Chart and figure data:

########################################

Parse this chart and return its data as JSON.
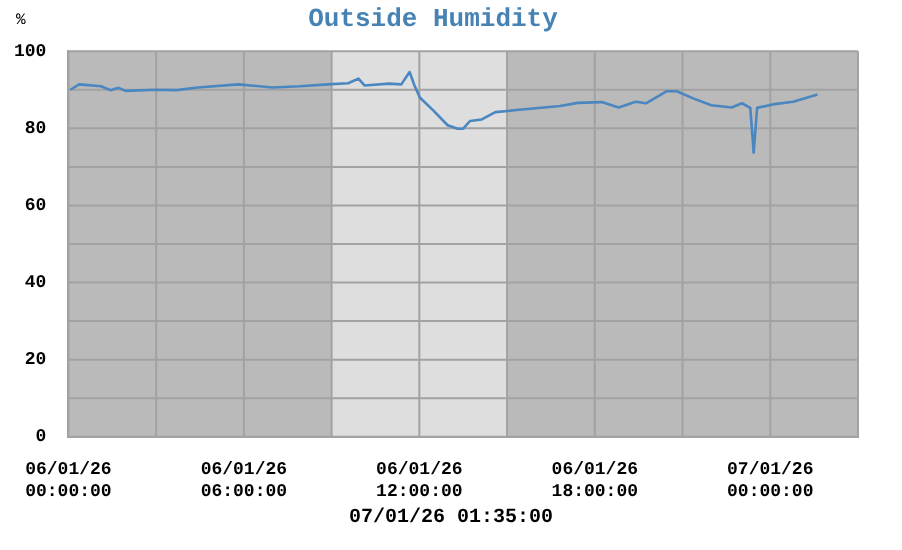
{
  "chart_data": {
    "type": "line",
    "title": "Outside Humidity",
    "ylabel": "%",
    "annotations": [
      "07/01/26 01:35:00"
    ],
    "x": [
      "--01-06T00:04",
      "--01-06T00:22",
      "--01-06T01:07",
      "--01-06T01:26",
      "--01-06T01:43",
      "--01-06T01:57",
      "--01-06T03:00",
      "--01-06T03:42",
      "--01-06T04:25",
      "--01-06T05:49",
      "--01-06T06:59",
      "--01-06T07:55",
      "--01-06T08:52",
      "--01-06T09:34",
      "--01-06T09:55",
      "--01-06T10:08",
      "--01-06T10:58",
      "--01-06T11:23",
      "--01-06T11:40",
      "--01-06T11:50",
      "--01-06T12:01",
      "--01-06T12:29",
      "--01-06T12:58",
      "--01-06T13:19",
      "--01-06T13:30",
      "--01-06T13:44",
      "--01-06T14:08",
      "--01-06T14:36",
      "--01-06T15:25",
      "--01-06T16:49",
      "--01-06T17:25",
      "--01-06T18:14",
      "--01-06T18:49",
      "--01-06T19:24",
      "--01-06T19:45",
      "--01-06T20:27",
      "--01-06T20:48",
      "--01-06T21:23",
      "--01-06T21:59",
      "--01-06T22:41",
      "--01-06T23:02",
      "--01-06T23:19",
      "--01-06T23:26",
      "--01-06T23:33",
      "--01-07T00:05",
      "--01-07T00:47",
      "--01-07T01:37"
    ],
    "series": [
      {
        "color": "#4a86c0",
        "values": [
          90.0,
          91.4,
          90.9,
          89.9,
          90.5,
          89.7,
          90.0,
          89.9,
          90.6,
          91.4,
          90.6,
          90.9,
          91.4,
          91.7,
          92.9,
          91.1,
          91.6,
          91.4,
          94.6,
          91.1,
          88.0,
          84.6,
          80.8,
          79.9,
          79.9,
          81.9,
          82.3,
          84.2,
          84.8,
          85.8,
          86.6,
          86.8,
          85.4,
          86.9,
          86.5,
          89.6,
          89.6,
          87.7,
          86.0,
          85.4,
          86.5,
          85.3,
          73.7,
          85.3,
          86.2,
          86.9,
          88.8
        ]
      }
    ],
    "xlim": [
      "--01-06T00:00",
      "--01-07T03:00"
    ],
    "xticks": [
      {
        "value": "--01-06T00:00",
        "label": "06/01/26 00:00:00"
      },
      {
        "value": "--01-06T03:00",
        "label": null
      },
      {
        "value": "--01-06T06:00",
        "label": "06/01/26 06:00:00"
      },
      {
        "value": "--01-06T09:00",
        "label": null
      },
      {
        "value": "--01-06T12:00",
        "label": "06/01/26 12:00:00"
      },
      {
        "value": "--01-06T15:00",
        "label": null
      },
      {
        "value": "--01-06T18:00",
        "label": "06/01/26 18:00:00"
      },
      {
        "value": "--01-06T21:00",
        "label": null
      },
      {
        "value": "--01-07T00:00",
        "label": "07/01/26 00:00:00"
      },
      {
        "value": "--01-07T03:00",
        "label": null
      }
    ],
    "ylim": [
      0,
      100
    ],
    "yticks": [
      0,
      {
        "value": 10,
        "label": null
      },
      20,
      {
        "value": 30,
        "label": null
      },
      40,
      {
        "value": 50,
        "label": null
      },
      60,
      {
        "value": 70,
        "label": null
      },
      80,
      {
        "value": 90,
        "label": null
      },
      100
    ],
    "bands": [
      {
        "axis": "x",
        "from": "--01-06T09:00",
        "to": "--01-06T15:00",
        "label": null,
        "color": "#dedede"
      }
    ],
    "grid": true,
    "marker": "none",
    "line_style": "solid",
    "legend": false
  }
}
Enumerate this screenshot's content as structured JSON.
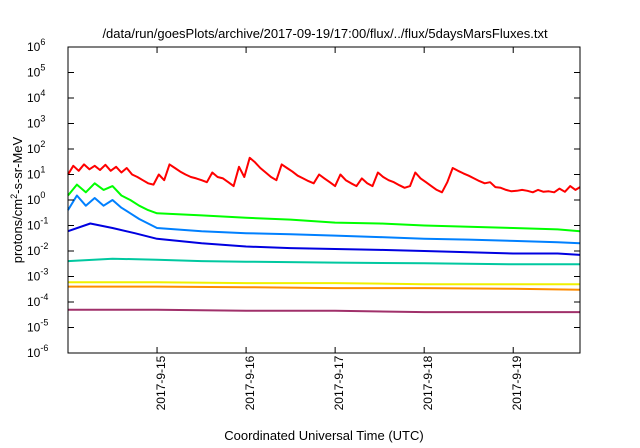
{
  "chart_data": {
    "type": "line",
    "title": "/data/run/goesPlots/archive/2017-09-19/17:00/flux/../flux/5daysMarsFluxes.txt",
    "xlabel": "Coordinated Universal Time (UTC)",
    "ylabel": "protons/cm2-s-sr-MeV",
    "ylabel_main": "protons/cm",
    "ylabel_sup": "2",
    "ylabel_rest": "-s-sr-MeV",
    "yscale": "log",
    "ylim": [
      1e-06,
      1000000.0
    ],
    "xlim": [
      "2017-09-14 00:00",
      "2017-09-19 18:00"
    ],
    "x_ticks": [
      "2017-9-15",
      "2017-9-16",
      "2017-9-17",
      "2017-9-18",
      "2017-9-19"
    ],
    "y_ticks": [
      {
        "base": "10",
        "exp": "-6"
      },
      {
        "base": "10",
        "exp": "-5"
      },
      {
        "base": "10",
        "exp": "-4"
      },
      {
        "base": "10",
        "exp": "-3"
      },
      {
        "base": "10",
        "exp": "-2"
      },
      {
        "base": "10",
        "exp": "-1"
      },
      {
        "base": "10",
        "exp": "0"
      },
      {
        "base": "10",
        "exp": "1"
      },
      {
        "base": "10",
        "exp": "2"
      },
      {
        "base": "10",
        "exp": "3"
      },
      {
        "base": "10",
        "exp": "4"
      },
      {
        "base": "10",
        "exp": "5"
      },
      {
        "base": "10",
        "exp": "6"
      }
    ],
    "grid": false,
    "legend": "none",
    "series": [
      {
        "color": "#ff0000",
        "x": [
          "2017-09-14 00:00",
          "2017-09-14 01:26",
          "2017-09-14 02:53",
          "2017-09-14 04:19",
          "2017-09-14 05:46",
          "2017-09-14 07:12",
          "2017-09-14 08:38",
          "2017-09-14 10:05",
          "2017-09-14 11:31",
          "2017-09-14 12:58",
          "2017-09-14 14:24",
          "2017-09-14 15:50",
          "2017-09-14 17:17",
          "2017-09-14 18:43",
          "2017-09-14 20:10",
          "2017-09-14 21:36",
          "2017-09-14 23:02",
          "2017-09-15 00:29",
          "2017-09-15 01:55",
          "2017-09-15 03:22",
          "2017-09-15 04:48",
          "2017-09-15 06:14",
          "2017-09-15 07:41",
          "2017-09-15 09:07",
          "2017-09-15 10:34",
          "2017-09-15 12:00",
          "2017-09-15 13:26",
          "2017-09-15 14:53",
          "2017-09-15 16:19",
          "2017-09-15 17:46",
          "2017-09-15 19:12",
          "2017-09-15 20:38",
          "2017-09-15 22:05",
          "2017-09-15 23:31",
          "2017-09-16 00:58",
          "2017-09-16 02:24",
          "2017-09-16 03:50",
          "2017-09-16 05:17",
          "2017-09-16 06:43",
          "2017-09-16 08:10",
          "2017-09-16 09:36",
          "2017-09-16 11:02",
          "2017-09-16 12:29",
          "2017-09-16 13:55",
          "2017-09-16 15:22",
          "2017-09-16 16:48",
          "2017-09-16 18:14",
          "2017-09-16 19:41",
          "2017-09-16 21:07",
          "2017-09-16 22:34",
          "2017-09-17 00:00",
          "2017-09-17 01:26",
          "2017-09-17 02:53",
          "2017-09-17 04:19",
          "2017-09-17 05:46",
          "2017-09-17 07:12",
          "2017-09-17 08:38",
          "2017-09-17 10:05",
          "2017-09-17 11:31",
          "2017-09-17 12:58",
          "2017-09-17 14:24",
          "2017-09-17 15:50",
          "2017-09-17 17:17",
          "2017-09-17 18:43",
          "2017-09-17 20:10",
          "2017-09-17 21:36",
          "2017-09-17 23:02",
          "2017-09-18 00:29",
          "2017-09-18 01:55",
          "2017-09-18 03:22",
          "2017-09-18 04:48",
          "2017-09-18 06:14",
          "2017-09-18 07:41",
          "2017-09-18 09:07",
          "2017-09-18 10:34",
          "2017-09-18 12:00",
          "2017-09-18 13:26",
          "2017-09-18 14:53",
          "2017-09-18 16:19",
          "2017-09-18 17:46",
          "2017-09-18 19:12",
          "2017-09-18 20:38",
          "2017-09-18 22:05",
          "2017-09-18 23:31",
          "2017-09-19 00:58",
          "2017-09-19 02:24",
          "2017-09-19 03:50",
          "2017-09-19 05:17",
          "2017-09-19 06:43",
          "2017-09-19 08:10",
          "2017-09-19 09:36",
          "2017-09-19 11:02",
          "2017-09-19 12:29",
          "2017-09-19 13:55",
          "2017-09-19 15:22",
          "2017-09-19 16:48",
          "2017-09-19 18:00"
        ],
        "y": [
          10,
          22,
          14,
          25,
          16,
          22,
          15,
          24,
          14,
          20,
          12,
          18,
          10,
          8,
          6,
          4.5,
          4,
          10,
          6,
          25,
          18,
          13,
          10,
          8,
          7,
          6,
          5,
          12,
          8,
          7,
          5,
          3.5,
          20,
          8,
          45,
          30,
          18,
          12,
          8,
          6,
          25,
          18,
          13,
          9,
          7,
          5.5,
          4.5,
          10,
          7,
          5,
          3.5,
          10,
          6,
          4.5,
          3.5,
          7,
          4.5,
          3.5,
          12,
          8,
          6,
          5,
          3.8,
          3,
          3.5,
          12,
          7,
          5,
          3.5,
          2.5,
          2,
          5,
          18,
          14,
          11,
          9,
          7,
          5.5,
          4.5,
          5,
          3.2,
          3,
          2.5,
          2.2,
          2.3,
          2.5,
          2.3,
          2,
          2.5,
          2.1,
          2.2,
          2,
          2.8,
          2.1,
          3.5,
          2.5,
          3.2
        ]
      },
      {
        "color": "#00ff00",
        "x": [
          "2017-09-14 00:00",
          "2017-09-14 02:24",
          "2017-09-14 04:48",
          "2017-09-14 07:12",
          "2017-09-14 09:36",
          "2017-09-14 12:00",
          "2017-09-14 14:24",
          "2017-09-14 16:48",
          "2017-09-14 19:12",
          "2017-09-14 21:36",
          "2017-09-15 00:00",
          "2017-09-15 12:00",
          "2017-09-16 00:00",
          "2017-09-16 12:00",
          "2017-09-17 00:00",
          "2017-09-17 12:00",
          "2017-09-18 00:00",
          "2017-09-18 12:00",
          "2017-09-19 00:00",
          "2017-09-19 12:00",
          "2017-09-19 18:00"
        ],
        "y": [
          1.5,
          4,
          2,
          4.5,
          2.5,
          3.5,
          1.5,
          1,
          0.6,
          0.4,
          0.3,
          0.25,
          0.2,
          0.17,
          0.13,
          0.12,
          0.1,
          0.09,
          0.08,
          0.07,
          0.06
        ]
      },
      {
        "color": "#0080ff",
        "x": [
          "2017-09-14 00:00",
          "2017-09-14 02:24",
          "2017-09-14 04:48",
          "2017-09-14 07:12",
          "2017-09-14 09:36",
          "2017-09-14 12:00",
          "2017-09-14 14:24",
          "2017-09-14 16:48",
          "2017-09-14 19:12",
          "2017-09-14 21:36",
          "2017-09-15 00:00",
          "2017-09-15 12:00",
          "2017-09-16 00:00",
          "2017-09-16 12:00",
          "2017-09-17 00:00",
          "2017-09-17 12:00",
          "2017-09-18 00:00",
          "2017-09-18 12:00",
          "2017-09-19 00:00",
          "2017-09-19 12:00",
          "2017-09-19 18:00"
        ],
        "y": [
          0.4,
          1.5,
          0.6,
          1.2,
          0.6,
          1,
          0.5,
          0.3,
          0.18,
          0.12,
          0.08,
          0.06,
          0.05,
          0.045,
          0.04,
          0.035,
          0.03,
          0.028,
          0.025,
          0.022,
          0.02
        ]
      },
      {
        "color": "#0000e0",
        "x": [
          "2017-09-14 00:00",
          "2017-09-14 06:00",
          "2017-09-14 12:00",
          "2017-09-14 18:00",
          "2017-09-15 00:00",
          "2017-09-15 12:00",
          "2017-09-16 00:00",
          "2017-09-16 12:00",
          "2017-09-17 00:00",
          "2017-09-17 12:00",
          "2017-09-18 00:00",
          "2017-09-18 12:00",
          "2017-09-19 00:00",
          "2017-09-19 12:00",
          "2017-09-19 18:00"
        ],
        "y": [
          0.06,
          0.12,
          0.08,
          0.05,
          0.03,
          0.02,
          0.015,
          0.013,
          0.012,
          0.011,
          0.01,
          0.009,
          0.008,
          0.008,
          0.007
        ]
      },
      {
        "color": "#00c8a0",
        "x": [
          "2017-09-14 00:00",
          "2017-09-14 12:00",
          "2017-09-15 00:00",
          "2017-09-15 12:00",
          "2017-09-16 00:00",
          "2017-09-17 00:00",
          "2017-09-18 00:00",
          "2017-09-19 00:00",
          "2017-09-19 18:00"
        ],
        "y": [
          0.004,
          0.005,
          0.0045,
          0.004,
          0.0038,
          0.0035,
          0.0033,
          0.003,
          0.003
        ]
      },
      {
        "color": "#ff8c00",
        "x": [
          "2017-09-14 00:00",
          "2017-09-15 00:00",
          "2017-09-16 00:00",
          "2017-09-17 00:00",
          "2017-09-18 00:00",
          "2017-09-19 00:00",
          "2017-09-19 18:00"
        ],
        "y": [
          0.0004,
          0.0004,
          0.00038,
          0.00035,
          0.00035,
          0.00033,
          0.0003
        ]
      },
      {
        "color": "#f0f000",
        "x": [
          "2017-09-14 00:00",
          "2017-09-15 00:00",
          "2017-09-16 00:00",
          "2017-09-17 00:00",
          "2017-09-18 00:00",
          "2017-09-19 00:00",
          "2017-09-19 18:00"
        ],
        "y": [
          0.0006,
          0.0006,
          0.00055,
          0.00055,
          0.0005,
          0.0005,
          0.0005
        ]
      },
      {
        "color": "#a0306a",
        "x": [
          "2017-09-14 00:00",
          "2017-09-15 00:00",
          "2017-09-16 00:00",
          "2017-09-17 00:00",
          "2017-09-18 00:00",
          "2017-09-19 00:00",
          "2017-09-19 18:00"
        ],
        "y": [
          5e-05,
          5e-05,
          4.5e-05,
          4.5e-05,
          4e-05,
          4e-05,
          4e-05
        ]
      }
    ]
  }
}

########################################

WHAT IS BEING ASKED: Copy every line from the records above that contains the word "title".

EXPECTED OUTPUT:
    "title": "Outside Humidity",
    "title": "/data/run/goesPlots/archive/2017-09-19/17:00/flux/../flux/5daysMarsFluxes.txt",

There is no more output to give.